== SET TASK ==
Pull every line of the entries that has the word "title".

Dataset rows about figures

★ ★ ★ ★

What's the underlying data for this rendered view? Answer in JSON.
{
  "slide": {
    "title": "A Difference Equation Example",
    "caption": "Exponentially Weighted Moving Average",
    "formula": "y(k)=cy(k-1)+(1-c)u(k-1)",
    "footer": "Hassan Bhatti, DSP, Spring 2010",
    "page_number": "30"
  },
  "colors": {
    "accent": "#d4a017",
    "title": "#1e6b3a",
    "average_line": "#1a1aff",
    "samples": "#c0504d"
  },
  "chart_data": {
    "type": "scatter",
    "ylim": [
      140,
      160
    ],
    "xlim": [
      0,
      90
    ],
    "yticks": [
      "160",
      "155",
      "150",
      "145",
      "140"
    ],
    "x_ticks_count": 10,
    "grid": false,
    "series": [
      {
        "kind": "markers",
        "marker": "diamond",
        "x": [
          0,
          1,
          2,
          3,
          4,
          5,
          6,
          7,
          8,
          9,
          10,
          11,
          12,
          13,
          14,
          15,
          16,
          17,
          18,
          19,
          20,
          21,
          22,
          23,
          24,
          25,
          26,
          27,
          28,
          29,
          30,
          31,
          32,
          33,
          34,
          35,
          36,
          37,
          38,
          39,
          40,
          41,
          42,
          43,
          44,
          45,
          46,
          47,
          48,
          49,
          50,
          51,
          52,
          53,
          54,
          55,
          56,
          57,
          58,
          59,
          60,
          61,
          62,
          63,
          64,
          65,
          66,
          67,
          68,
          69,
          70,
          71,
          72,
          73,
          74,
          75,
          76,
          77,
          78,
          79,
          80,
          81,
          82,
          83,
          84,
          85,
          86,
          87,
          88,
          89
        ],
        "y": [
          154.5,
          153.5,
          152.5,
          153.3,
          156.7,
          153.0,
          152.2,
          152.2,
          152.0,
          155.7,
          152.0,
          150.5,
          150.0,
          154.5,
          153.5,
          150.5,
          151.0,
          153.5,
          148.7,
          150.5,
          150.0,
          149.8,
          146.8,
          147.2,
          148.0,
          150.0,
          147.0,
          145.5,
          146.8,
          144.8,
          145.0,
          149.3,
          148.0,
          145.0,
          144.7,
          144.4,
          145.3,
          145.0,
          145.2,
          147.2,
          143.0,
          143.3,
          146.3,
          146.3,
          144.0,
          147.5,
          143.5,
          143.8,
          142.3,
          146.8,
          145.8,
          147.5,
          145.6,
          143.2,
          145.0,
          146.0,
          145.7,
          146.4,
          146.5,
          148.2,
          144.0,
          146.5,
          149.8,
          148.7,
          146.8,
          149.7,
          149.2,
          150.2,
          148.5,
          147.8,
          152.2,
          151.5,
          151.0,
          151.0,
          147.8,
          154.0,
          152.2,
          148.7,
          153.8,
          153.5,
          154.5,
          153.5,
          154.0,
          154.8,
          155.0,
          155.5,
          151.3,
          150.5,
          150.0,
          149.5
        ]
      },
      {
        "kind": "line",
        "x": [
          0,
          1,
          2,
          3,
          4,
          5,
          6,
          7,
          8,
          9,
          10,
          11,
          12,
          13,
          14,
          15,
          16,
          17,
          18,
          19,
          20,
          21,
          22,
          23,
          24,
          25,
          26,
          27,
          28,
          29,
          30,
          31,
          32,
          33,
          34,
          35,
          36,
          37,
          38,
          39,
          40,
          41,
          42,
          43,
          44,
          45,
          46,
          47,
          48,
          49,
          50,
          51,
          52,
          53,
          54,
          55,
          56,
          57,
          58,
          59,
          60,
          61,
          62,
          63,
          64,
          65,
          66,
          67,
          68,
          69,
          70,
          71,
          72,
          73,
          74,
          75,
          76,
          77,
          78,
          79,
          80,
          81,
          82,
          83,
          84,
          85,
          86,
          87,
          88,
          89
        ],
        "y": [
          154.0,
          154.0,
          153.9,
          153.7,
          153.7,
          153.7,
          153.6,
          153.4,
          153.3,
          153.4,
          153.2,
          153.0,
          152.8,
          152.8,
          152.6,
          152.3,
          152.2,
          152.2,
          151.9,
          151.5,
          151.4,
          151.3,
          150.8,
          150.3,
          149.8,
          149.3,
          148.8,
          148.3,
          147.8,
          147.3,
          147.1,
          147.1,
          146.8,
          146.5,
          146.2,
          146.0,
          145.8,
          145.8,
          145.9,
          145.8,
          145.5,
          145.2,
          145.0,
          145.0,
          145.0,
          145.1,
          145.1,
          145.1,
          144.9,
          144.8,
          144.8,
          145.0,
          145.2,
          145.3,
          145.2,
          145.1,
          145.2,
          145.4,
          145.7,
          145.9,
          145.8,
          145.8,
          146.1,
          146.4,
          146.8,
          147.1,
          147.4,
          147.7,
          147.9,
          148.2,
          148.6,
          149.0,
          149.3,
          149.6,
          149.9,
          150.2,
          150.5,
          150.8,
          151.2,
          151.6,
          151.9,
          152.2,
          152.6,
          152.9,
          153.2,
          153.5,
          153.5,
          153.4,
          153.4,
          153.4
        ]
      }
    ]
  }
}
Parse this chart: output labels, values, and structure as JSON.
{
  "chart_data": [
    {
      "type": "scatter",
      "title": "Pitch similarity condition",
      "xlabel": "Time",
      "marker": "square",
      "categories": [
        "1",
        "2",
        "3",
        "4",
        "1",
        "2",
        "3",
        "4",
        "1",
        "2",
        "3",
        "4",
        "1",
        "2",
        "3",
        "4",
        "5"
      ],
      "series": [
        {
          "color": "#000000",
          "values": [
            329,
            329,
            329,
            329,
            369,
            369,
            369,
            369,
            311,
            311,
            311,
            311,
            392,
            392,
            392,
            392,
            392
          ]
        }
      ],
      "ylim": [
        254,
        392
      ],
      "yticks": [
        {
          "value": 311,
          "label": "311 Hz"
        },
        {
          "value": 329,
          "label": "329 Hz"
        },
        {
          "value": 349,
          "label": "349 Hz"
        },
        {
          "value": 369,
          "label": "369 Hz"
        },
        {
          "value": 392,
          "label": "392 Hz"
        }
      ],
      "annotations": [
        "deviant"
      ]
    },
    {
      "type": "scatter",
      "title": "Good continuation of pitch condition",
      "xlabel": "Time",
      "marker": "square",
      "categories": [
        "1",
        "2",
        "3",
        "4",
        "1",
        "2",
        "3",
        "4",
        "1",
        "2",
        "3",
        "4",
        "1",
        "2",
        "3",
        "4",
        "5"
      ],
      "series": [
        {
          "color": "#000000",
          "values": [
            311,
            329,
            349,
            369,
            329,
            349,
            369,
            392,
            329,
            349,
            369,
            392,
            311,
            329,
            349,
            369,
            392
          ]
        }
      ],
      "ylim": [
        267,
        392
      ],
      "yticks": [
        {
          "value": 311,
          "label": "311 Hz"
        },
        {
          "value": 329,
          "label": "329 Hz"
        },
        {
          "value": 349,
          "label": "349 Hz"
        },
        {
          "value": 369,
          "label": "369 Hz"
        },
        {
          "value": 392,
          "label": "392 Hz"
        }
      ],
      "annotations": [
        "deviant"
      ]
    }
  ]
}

★ ★ ★ ★

== WORKED ANSWER ==
    "title": "A Difference Equation Example",
    "title": "#1e6b3a",
      "title": "Pitch similarity condition",
      "title": "Good continuation of pitch condition",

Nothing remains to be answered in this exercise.